[MATERIAL TO PROCESS start]

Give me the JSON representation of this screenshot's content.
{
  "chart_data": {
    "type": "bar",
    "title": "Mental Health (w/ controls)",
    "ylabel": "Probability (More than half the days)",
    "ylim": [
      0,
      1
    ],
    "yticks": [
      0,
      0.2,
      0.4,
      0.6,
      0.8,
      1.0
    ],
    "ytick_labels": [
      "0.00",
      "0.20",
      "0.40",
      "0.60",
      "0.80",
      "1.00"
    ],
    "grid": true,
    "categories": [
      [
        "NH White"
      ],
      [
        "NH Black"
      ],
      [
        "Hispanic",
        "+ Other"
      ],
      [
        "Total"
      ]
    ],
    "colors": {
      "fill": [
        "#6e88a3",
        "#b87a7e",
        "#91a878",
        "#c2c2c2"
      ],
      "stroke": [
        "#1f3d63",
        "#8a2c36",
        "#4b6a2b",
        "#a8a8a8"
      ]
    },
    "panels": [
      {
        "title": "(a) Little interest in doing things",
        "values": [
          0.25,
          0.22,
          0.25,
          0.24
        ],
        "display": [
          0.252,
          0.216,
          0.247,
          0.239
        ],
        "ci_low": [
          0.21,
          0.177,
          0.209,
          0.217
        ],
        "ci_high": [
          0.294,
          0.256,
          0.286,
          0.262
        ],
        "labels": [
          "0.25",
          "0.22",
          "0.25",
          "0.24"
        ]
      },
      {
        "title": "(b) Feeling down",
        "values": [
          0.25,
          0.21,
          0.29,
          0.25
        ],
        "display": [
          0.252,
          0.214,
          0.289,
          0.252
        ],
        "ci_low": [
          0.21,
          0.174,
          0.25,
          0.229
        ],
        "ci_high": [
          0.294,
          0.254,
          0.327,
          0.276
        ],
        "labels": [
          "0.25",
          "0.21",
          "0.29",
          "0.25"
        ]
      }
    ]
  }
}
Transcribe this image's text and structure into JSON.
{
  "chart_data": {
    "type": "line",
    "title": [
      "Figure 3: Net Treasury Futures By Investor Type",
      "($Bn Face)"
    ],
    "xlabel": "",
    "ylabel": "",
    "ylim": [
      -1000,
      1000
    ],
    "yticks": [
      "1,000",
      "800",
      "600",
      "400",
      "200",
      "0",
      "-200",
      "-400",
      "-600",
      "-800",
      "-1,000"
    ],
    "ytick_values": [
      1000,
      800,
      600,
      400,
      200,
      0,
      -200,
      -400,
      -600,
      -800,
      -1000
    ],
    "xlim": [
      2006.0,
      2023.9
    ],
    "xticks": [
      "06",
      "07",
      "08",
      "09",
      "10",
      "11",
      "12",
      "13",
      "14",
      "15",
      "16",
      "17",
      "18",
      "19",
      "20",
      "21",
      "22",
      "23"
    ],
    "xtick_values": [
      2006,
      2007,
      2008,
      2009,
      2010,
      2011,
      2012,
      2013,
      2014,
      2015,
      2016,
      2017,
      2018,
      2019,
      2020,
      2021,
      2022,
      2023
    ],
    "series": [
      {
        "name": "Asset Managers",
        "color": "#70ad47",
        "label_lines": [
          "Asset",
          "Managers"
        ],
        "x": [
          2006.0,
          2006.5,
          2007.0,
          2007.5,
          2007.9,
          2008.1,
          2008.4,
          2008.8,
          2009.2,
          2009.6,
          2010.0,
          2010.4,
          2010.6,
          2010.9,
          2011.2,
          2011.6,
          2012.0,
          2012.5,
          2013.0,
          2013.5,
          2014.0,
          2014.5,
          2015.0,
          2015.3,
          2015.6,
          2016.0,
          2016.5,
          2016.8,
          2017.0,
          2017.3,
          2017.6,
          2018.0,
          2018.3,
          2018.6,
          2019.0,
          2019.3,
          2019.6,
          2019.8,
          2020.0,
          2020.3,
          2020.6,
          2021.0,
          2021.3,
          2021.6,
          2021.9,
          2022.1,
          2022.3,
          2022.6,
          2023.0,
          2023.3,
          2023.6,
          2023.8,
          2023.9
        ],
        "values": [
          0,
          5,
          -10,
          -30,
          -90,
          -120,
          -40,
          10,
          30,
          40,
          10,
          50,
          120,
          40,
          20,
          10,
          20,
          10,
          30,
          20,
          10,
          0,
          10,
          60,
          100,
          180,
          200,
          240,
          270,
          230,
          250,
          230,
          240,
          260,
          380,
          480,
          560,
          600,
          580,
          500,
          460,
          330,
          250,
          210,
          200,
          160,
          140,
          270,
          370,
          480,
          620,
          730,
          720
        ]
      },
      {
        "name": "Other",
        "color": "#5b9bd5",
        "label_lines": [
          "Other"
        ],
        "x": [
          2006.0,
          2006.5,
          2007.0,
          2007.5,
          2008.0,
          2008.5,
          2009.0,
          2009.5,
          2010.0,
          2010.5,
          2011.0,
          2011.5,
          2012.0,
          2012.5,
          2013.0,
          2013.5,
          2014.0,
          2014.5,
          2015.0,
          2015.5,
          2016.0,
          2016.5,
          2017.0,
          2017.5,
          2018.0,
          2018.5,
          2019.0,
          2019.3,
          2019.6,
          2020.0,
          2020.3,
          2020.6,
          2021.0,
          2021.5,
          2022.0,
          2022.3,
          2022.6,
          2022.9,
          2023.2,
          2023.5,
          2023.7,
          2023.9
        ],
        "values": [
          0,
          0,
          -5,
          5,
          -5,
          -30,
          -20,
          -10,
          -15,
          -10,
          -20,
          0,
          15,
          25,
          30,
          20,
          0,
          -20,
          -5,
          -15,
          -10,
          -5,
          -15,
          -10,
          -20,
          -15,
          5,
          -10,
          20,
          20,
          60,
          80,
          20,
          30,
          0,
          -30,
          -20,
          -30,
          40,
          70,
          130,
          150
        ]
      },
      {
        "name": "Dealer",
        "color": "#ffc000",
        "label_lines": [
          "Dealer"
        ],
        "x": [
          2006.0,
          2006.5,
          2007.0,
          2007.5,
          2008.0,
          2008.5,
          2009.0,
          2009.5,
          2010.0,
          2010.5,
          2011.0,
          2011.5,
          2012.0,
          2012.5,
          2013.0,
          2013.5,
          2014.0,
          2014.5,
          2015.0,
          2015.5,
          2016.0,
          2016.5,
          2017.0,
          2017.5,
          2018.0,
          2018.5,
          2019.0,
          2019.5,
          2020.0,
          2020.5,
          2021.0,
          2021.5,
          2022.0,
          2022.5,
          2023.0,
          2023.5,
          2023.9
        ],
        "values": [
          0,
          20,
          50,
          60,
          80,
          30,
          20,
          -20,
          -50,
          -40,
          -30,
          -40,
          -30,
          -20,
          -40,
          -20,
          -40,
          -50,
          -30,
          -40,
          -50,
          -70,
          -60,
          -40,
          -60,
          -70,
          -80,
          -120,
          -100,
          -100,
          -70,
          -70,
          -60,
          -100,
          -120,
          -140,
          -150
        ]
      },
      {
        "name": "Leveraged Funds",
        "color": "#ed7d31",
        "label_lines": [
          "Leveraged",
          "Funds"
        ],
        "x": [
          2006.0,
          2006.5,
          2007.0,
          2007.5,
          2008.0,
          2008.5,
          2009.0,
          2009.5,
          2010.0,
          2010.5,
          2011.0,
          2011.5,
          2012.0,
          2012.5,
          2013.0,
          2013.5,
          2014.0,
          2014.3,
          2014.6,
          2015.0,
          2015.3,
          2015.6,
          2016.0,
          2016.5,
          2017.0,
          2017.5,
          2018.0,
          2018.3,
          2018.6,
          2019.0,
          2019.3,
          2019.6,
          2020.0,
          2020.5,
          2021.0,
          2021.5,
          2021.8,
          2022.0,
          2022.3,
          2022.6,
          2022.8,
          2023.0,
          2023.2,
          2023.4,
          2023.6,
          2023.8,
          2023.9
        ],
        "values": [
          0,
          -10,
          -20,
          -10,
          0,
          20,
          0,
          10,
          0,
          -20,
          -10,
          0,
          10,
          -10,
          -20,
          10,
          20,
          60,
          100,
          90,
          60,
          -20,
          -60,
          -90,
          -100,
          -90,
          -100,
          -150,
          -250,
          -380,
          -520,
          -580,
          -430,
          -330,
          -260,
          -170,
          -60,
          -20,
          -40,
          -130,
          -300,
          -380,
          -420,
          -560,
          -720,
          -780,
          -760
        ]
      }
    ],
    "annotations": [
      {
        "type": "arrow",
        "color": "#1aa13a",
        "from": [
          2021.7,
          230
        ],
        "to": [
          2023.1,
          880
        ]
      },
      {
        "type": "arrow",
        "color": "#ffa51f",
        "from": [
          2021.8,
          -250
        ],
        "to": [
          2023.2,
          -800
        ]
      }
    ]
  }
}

[MATERIAL TO PROCESS end]

## WORK TO DO
Search the records for the word "JSON" and copy every line where it occurs.

## WORKED SOLUTION
Give me the JSON representation of this screenshot's content.
Transcribe this image's text and structure into JSON.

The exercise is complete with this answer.